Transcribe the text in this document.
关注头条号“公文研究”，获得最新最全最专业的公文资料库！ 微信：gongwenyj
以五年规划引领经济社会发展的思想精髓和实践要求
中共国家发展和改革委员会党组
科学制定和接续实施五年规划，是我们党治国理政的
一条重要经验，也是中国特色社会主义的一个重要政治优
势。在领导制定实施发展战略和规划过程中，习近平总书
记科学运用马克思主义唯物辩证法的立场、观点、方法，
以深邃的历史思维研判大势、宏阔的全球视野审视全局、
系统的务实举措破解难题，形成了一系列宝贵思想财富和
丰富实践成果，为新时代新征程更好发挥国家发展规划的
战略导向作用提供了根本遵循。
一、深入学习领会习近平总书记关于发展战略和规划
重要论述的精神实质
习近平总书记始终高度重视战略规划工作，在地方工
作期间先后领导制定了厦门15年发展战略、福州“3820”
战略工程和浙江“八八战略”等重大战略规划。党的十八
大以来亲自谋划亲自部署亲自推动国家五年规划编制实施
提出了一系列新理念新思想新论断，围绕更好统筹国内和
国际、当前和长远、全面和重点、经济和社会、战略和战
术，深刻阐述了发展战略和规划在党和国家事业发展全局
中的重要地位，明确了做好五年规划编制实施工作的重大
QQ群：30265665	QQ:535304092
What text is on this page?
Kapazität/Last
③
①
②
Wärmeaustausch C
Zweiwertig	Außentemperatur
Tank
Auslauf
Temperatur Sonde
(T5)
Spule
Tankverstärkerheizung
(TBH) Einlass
····················
» Given task
For this exercise, please retype exactly the lines in the listing from the line with "What text is on this page?" through its last line, both ends included.

» Solution to the exercise
What text is on this page?
Kapazität/Last
③
①
②
Wärmeaustausch C
Zweiwertig	Außentemperatur
Tank
Auslauf
Temperatur Sonde
(T5)
Spule
Tankverstärkerheizung
(TBH) Einlass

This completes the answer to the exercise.